As an example, she noted that capital surcharges on systemically important financial institutions help to internalize the cost of being too big to fail.

Paulson also countered the general insurance company and insurance commissioners' claim that "insurers did fine during the crisis, so we don't need to worry about them," with citations of not only AIG, but Lincoln National and The Hartford, which both took Troubled Asset Relief Program (TARP) funds, although much later than did the banks.

Paulson also pondered the financial regulatory reform that brings about more safeguards of the rest of the system will make insurance be safer as a result, and how increased regulation might affect the cost and the risk of insurance products to individuals.

The hope is to strike the right balance, Paulson concluded in her slide show presentation.

> Questions on the material:
(a) In the excerpt on insurance regulation, which two companies besides AIG does Paulson cite as having taken TARP funds?
(b) Extract the passage of the insurance regulation excerpt from "Paulson also countered" up to and including "products to individuals.".
(c) Write what comes next in the excerpt on Paulson's insurance regulation remarks, starting after its final sentence.
The items have nothing to do with the excerpt on insurance regulation.

> Extracted material:
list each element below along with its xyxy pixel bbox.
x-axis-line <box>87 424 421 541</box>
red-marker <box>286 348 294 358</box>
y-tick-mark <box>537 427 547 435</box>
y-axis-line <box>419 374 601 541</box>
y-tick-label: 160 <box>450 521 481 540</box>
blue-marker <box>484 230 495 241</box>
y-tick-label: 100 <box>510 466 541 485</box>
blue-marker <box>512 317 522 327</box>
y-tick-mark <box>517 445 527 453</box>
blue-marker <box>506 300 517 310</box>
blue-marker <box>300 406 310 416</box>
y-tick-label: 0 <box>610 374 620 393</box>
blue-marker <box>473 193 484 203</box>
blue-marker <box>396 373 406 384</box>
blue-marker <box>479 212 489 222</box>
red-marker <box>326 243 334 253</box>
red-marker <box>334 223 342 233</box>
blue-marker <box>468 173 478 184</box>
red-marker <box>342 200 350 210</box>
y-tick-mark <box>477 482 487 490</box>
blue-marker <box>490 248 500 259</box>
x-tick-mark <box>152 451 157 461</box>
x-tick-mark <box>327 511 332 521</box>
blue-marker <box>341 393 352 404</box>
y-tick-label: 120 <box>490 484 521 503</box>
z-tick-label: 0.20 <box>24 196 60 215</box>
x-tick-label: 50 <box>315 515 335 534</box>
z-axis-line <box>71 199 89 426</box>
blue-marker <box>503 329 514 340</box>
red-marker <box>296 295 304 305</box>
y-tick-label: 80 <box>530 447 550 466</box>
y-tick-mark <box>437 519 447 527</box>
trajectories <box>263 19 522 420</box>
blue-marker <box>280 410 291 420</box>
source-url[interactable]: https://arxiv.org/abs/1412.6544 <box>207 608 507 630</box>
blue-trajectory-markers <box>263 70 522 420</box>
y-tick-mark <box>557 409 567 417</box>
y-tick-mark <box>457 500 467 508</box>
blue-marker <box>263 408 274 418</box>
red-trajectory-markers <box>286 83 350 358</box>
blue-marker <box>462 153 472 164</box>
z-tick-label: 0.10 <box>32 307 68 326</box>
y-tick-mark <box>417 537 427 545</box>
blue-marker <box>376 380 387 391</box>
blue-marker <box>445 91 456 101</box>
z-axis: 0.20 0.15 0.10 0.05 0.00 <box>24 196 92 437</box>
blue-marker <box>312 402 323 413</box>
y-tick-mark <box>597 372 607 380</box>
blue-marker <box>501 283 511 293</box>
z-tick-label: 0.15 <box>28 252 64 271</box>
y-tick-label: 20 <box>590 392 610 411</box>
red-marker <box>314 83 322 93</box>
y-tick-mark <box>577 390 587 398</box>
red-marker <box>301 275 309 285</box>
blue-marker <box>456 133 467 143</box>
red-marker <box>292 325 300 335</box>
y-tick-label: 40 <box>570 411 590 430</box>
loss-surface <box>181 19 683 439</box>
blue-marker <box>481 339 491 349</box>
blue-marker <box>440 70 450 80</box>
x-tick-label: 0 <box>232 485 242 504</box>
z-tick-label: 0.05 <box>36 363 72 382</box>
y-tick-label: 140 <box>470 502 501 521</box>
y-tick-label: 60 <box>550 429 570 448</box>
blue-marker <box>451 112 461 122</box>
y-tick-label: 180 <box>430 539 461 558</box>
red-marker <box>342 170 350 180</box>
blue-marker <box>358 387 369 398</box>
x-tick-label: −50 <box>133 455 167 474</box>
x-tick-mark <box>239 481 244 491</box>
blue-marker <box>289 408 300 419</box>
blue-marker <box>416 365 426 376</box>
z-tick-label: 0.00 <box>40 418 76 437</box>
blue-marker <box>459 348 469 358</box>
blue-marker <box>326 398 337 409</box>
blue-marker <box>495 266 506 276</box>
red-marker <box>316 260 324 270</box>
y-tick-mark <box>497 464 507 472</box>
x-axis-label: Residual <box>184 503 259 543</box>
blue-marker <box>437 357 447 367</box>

> Numbered responses:
(a) Lincoln National and The Hartford.

(b)
Paulson also countered the general insurance company and insurance commissioners' claim that "insurers did fine during the crisis, so we don't need to worry about them," with citations of not only AIG, but Lincoln National and The Hartford, which both took Troubled Asset Relief Program (TARP) funds, although much later than did the banks.

Paulson also pondered the financial regulatory reform that brings about more safeguards of the rest of the system will make insurance be safer as a result, and how increased regulation might affect the cost and the risk of insurance products to individuals.

(c)
In other Fed news concerning the insurance sector, MetLife was one of four large financial institutions with bank holding companies found to have failed a "stress test" imposed on large banking institutions by the Federal Reserve Board, a decision roundly criticized by MetLife and insurance analysts. Neither the NAIC nor the New York regulators would offer comment or counterpoint to the Fed's methodology for insurance holdings, nor publicly come out and defend MetLife's financial solvency.

MetLife did not return emails sent requesting comment to this reporter on the stress testing.

However, according to Federal Reserve staff notes, four executives of MetLife, including the company Treasurer Marlene Debel, teleconferenced Dec. 27, 2011 with Fed staff, "to discuss the results of the Comprehensive Capital Analysis and Review (CCAR) that the Federal Reserve may publish."

Involved banks, including MetLife, met by phone with Fed officials to discuss the scope of what the Fed would disclose about the stress test results, but MetLife had not yet submitted its stress test data to the Fed at the time of the December 27 call, and the company did not have knowledge of the results at that time.

"Representatives of the Federal Reserve indicated that the timing of publication of results, the scope of the results, and the level of detail that would be made available are still under consideration. Other topics of discussion included the implications to MetLife of publication of the results…," the Fed synopsis states.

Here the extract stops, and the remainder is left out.